● **BRIEF**
Search the records for "mold". Copy every line where it appears.

● **GIVEN DATA**

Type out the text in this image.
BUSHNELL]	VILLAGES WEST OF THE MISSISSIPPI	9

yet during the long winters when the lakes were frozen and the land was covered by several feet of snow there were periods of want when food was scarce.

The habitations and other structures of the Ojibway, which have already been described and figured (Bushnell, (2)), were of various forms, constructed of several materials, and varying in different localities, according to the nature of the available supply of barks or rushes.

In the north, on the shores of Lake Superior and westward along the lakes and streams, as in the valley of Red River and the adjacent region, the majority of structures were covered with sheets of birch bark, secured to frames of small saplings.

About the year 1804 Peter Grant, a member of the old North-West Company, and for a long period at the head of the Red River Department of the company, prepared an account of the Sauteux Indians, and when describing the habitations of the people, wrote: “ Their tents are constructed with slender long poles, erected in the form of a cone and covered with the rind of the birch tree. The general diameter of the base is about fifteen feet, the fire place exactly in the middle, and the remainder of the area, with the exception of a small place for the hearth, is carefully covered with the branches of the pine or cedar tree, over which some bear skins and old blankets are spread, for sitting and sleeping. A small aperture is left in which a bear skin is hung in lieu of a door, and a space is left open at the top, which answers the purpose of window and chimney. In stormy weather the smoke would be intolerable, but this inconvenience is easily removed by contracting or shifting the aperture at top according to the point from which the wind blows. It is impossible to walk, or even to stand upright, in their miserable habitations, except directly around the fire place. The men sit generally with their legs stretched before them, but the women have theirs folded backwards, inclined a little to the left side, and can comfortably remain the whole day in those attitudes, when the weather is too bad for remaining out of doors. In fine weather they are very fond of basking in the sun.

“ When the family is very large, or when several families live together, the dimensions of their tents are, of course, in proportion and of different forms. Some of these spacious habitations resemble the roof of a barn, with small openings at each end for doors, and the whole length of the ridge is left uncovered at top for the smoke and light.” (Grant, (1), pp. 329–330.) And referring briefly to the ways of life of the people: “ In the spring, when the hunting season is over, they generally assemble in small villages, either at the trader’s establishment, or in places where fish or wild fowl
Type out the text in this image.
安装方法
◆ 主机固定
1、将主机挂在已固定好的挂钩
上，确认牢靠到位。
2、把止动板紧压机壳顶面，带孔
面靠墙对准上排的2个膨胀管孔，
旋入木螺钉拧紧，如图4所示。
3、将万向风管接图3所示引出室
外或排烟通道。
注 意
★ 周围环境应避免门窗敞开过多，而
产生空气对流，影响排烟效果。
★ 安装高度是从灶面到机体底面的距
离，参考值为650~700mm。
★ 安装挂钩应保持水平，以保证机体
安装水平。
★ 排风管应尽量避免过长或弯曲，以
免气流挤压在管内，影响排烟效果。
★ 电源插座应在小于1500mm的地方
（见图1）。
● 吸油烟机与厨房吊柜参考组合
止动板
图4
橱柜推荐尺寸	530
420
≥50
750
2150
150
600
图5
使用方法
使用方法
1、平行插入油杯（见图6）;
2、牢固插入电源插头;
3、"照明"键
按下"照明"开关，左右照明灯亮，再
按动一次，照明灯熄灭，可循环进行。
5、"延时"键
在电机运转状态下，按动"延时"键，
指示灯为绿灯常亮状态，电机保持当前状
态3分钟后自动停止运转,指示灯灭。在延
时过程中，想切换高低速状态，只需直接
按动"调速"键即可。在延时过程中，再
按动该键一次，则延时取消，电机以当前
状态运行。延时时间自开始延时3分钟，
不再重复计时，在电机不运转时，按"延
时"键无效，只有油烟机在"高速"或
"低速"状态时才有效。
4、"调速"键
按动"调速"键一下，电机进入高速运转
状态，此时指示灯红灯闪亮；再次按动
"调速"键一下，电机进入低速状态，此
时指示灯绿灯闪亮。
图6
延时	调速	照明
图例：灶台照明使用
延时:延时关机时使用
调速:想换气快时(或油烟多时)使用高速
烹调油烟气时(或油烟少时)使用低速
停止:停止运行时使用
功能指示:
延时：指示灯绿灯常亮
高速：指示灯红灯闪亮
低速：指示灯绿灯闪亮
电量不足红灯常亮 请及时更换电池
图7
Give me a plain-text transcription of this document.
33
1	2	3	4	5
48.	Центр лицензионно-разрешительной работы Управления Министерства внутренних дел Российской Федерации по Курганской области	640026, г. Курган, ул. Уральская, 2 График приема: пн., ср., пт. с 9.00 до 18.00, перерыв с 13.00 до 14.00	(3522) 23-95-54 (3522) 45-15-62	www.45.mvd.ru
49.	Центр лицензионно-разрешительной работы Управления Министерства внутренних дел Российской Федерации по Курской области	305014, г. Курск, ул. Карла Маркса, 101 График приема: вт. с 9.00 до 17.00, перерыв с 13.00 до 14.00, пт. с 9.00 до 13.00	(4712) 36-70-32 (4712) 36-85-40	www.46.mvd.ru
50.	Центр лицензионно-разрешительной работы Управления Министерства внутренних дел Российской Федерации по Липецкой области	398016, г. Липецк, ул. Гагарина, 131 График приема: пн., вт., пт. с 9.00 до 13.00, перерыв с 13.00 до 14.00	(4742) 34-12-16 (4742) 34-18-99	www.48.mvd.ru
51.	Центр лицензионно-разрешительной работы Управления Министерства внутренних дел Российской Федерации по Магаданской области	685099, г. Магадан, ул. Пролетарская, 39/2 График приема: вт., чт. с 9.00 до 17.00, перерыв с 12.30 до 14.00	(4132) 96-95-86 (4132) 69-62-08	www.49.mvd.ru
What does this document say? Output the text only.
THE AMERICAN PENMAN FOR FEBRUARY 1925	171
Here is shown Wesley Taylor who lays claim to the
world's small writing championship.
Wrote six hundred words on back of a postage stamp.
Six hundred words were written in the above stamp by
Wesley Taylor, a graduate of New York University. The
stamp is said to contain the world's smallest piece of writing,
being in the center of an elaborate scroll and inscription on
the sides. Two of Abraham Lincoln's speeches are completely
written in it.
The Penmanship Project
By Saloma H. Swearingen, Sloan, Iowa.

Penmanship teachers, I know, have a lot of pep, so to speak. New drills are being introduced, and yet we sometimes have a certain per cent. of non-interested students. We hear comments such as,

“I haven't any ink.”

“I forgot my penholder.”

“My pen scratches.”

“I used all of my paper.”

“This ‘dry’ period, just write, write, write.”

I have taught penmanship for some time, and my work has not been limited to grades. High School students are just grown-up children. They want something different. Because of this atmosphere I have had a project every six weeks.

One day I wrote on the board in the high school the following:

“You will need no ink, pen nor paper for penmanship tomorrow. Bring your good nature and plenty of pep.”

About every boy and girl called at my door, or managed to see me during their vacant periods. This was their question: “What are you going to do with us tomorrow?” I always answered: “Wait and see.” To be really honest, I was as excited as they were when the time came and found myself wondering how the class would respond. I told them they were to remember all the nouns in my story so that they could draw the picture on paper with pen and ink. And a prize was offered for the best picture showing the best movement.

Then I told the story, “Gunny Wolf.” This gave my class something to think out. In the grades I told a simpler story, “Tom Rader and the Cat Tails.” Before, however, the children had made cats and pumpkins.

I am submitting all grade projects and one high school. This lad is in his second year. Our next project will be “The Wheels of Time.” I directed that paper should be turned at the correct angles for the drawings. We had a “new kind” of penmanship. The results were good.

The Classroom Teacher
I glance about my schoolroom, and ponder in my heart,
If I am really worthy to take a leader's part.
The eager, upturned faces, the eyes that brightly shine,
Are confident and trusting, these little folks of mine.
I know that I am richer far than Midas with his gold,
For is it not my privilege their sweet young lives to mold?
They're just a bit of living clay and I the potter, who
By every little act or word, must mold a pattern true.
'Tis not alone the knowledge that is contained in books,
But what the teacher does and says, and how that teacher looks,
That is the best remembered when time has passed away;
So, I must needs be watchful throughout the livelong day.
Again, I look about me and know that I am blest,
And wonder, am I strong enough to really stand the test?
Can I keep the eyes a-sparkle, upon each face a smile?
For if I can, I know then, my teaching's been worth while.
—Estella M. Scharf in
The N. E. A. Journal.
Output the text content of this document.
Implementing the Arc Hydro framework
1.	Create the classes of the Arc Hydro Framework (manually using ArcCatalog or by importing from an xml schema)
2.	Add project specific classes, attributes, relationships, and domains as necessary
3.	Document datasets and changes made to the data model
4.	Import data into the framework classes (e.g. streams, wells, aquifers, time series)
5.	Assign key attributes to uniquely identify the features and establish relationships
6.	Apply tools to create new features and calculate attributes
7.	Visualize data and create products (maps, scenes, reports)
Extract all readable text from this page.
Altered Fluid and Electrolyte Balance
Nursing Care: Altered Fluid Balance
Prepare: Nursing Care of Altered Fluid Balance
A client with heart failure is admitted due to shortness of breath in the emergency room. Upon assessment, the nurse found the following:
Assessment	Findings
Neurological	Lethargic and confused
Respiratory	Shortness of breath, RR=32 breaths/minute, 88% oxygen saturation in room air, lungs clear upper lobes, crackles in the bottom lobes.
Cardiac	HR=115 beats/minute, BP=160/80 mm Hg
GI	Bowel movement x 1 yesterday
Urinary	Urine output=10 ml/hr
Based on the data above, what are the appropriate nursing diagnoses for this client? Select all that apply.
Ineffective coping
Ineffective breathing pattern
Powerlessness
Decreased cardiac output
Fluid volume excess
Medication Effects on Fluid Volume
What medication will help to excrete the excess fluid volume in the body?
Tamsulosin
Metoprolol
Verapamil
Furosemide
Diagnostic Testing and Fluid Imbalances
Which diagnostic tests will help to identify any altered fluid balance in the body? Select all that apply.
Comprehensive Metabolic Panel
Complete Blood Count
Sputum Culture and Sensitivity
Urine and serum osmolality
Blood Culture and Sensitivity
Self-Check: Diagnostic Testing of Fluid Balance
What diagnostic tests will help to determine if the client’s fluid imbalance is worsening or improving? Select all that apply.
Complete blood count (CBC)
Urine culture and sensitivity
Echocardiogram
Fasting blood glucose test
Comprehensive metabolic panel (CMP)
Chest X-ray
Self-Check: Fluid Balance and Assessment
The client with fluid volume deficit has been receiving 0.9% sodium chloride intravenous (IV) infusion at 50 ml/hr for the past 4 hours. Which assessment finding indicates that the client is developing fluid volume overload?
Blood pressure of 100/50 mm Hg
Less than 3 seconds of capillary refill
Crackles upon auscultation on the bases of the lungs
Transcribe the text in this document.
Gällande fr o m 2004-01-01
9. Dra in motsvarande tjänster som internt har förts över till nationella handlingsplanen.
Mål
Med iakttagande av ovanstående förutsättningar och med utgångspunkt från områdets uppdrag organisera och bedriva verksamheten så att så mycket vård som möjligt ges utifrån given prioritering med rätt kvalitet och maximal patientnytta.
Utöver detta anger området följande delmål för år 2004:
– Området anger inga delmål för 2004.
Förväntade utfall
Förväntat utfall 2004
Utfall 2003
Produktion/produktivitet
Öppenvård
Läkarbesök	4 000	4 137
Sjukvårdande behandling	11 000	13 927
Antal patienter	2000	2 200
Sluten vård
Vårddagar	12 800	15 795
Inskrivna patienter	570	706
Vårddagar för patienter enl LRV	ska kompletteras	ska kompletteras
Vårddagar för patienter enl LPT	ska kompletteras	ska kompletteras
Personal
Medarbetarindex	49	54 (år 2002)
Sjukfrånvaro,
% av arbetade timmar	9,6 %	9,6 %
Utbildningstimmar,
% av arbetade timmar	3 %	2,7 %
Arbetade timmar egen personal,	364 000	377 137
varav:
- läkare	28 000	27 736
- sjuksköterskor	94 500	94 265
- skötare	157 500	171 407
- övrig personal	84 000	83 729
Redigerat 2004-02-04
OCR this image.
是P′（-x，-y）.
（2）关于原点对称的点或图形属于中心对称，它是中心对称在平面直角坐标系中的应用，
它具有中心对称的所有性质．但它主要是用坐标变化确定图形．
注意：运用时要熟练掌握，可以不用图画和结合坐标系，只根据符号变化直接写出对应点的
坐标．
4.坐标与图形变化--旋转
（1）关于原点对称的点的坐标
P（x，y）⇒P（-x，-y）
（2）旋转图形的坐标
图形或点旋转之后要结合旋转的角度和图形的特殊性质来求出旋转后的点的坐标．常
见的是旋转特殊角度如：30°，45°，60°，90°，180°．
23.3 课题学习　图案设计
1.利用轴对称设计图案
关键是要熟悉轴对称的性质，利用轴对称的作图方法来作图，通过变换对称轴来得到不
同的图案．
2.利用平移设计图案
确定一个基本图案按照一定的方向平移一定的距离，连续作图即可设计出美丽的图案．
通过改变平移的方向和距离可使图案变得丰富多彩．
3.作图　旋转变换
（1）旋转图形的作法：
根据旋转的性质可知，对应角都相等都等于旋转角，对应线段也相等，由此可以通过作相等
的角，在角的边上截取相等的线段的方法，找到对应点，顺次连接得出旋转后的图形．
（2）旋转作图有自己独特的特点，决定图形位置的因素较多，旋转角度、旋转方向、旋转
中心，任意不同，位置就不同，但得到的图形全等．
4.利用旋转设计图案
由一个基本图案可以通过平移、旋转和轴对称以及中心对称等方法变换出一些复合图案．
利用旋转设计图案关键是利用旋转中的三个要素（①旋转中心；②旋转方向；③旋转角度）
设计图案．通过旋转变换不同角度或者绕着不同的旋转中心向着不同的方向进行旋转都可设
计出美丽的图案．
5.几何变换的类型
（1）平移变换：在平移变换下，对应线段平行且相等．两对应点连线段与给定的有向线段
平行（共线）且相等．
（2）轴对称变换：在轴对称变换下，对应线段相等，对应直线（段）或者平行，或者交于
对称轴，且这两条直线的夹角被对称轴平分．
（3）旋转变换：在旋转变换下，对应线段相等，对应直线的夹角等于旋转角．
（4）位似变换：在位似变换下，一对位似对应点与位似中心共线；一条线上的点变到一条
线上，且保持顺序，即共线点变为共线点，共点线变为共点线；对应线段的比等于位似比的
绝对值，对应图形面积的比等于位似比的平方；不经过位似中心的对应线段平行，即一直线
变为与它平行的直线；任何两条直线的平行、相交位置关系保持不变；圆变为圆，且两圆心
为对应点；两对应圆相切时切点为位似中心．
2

● **EXPECTED ANSWER**
For is it not my privilege their sweet young lives to mold?
By every little act or word, must mold a pattern true.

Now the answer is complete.